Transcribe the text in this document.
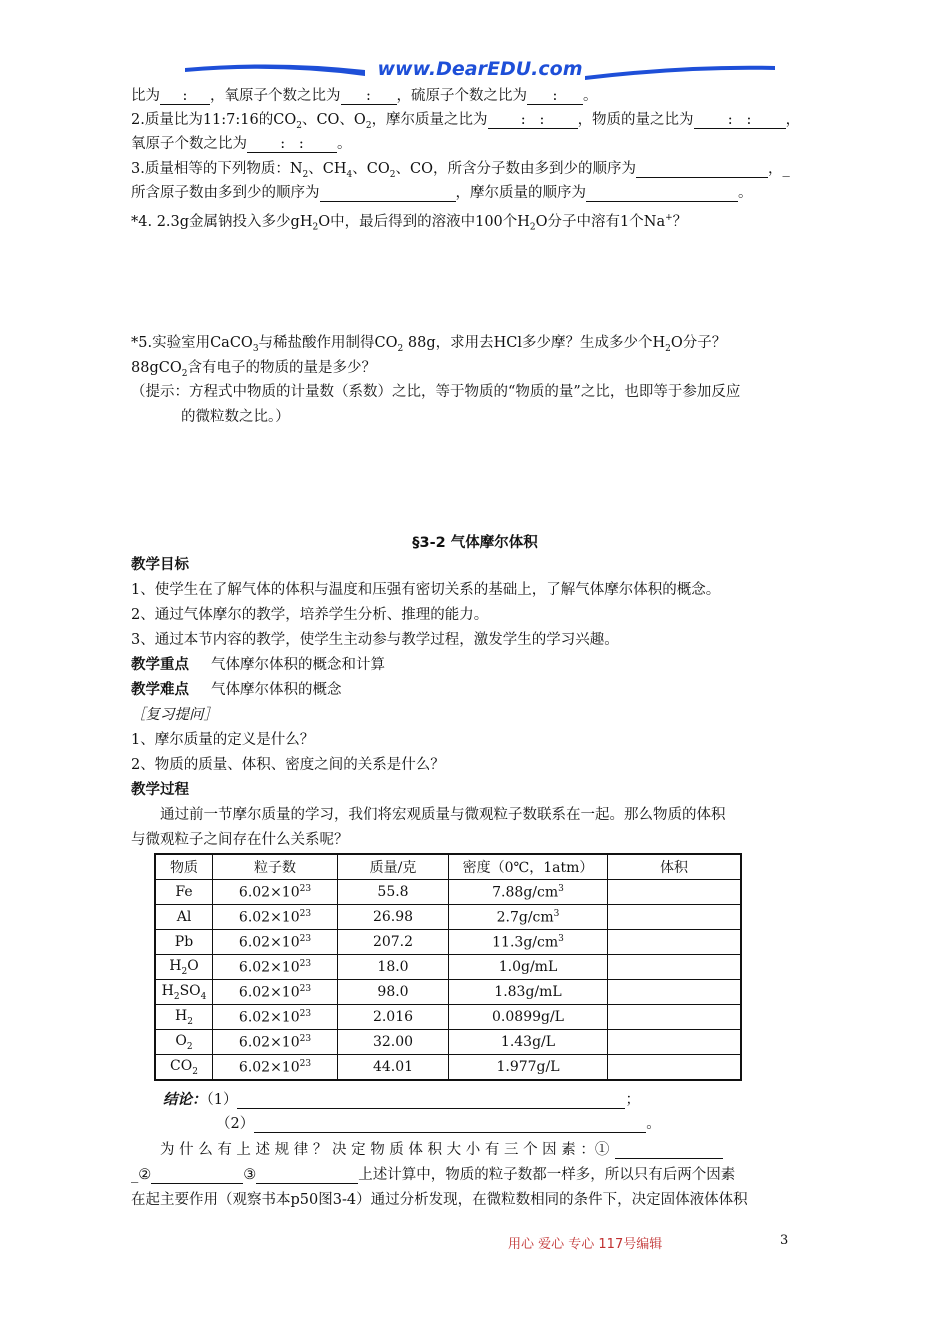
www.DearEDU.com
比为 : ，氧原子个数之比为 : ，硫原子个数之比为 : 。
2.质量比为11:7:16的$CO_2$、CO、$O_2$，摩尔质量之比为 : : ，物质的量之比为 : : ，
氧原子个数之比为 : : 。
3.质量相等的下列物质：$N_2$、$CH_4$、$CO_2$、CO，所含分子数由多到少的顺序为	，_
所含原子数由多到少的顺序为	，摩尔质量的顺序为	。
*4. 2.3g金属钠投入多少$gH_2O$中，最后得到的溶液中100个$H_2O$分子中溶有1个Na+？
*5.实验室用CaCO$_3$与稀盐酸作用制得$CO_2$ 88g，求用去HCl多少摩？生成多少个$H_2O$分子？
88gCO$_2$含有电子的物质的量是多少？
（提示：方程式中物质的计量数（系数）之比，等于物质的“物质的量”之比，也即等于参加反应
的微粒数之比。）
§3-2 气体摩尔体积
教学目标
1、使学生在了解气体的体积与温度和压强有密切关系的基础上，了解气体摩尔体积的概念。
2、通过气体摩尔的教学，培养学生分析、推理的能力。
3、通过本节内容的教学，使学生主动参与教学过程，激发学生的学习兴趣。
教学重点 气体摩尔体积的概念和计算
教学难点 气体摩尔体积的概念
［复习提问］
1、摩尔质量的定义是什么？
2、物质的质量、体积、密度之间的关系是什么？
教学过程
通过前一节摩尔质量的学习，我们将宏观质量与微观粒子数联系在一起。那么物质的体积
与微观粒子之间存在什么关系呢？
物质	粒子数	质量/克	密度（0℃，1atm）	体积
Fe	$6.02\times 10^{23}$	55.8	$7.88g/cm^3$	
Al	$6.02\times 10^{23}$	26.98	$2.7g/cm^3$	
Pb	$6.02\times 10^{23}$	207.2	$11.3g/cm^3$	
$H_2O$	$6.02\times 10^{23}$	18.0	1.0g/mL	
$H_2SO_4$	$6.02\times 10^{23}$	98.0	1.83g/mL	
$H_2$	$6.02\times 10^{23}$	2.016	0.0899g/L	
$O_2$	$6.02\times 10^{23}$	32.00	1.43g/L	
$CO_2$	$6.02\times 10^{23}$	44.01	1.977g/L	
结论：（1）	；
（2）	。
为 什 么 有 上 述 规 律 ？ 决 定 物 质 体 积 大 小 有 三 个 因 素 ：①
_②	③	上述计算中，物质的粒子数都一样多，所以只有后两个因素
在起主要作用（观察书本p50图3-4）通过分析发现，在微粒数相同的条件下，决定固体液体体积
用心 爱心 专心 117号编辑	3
################
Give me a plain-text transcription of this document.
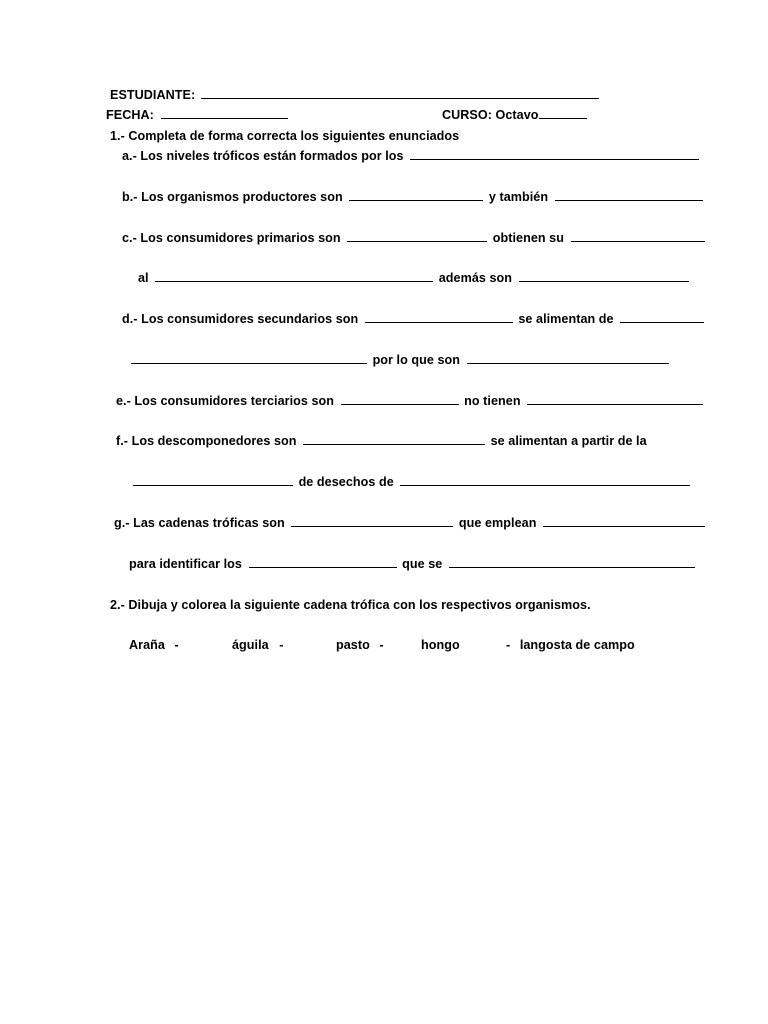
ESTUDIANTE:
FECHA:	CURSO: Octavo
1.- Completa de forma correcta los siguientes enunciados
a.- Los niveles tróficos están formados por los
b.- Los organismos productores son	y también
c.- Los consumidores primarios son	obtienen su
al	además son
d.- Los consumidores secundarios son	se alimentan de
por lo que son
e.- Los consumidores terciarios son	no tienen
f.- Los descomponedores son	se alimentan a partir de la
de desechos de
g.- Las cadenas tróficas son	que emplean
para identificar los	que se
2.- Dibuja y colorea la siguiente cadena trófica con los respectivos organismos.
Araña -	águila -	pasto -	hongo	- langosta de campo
################
How many of the lines above include the word "organismos"? Respond with the number alone.

2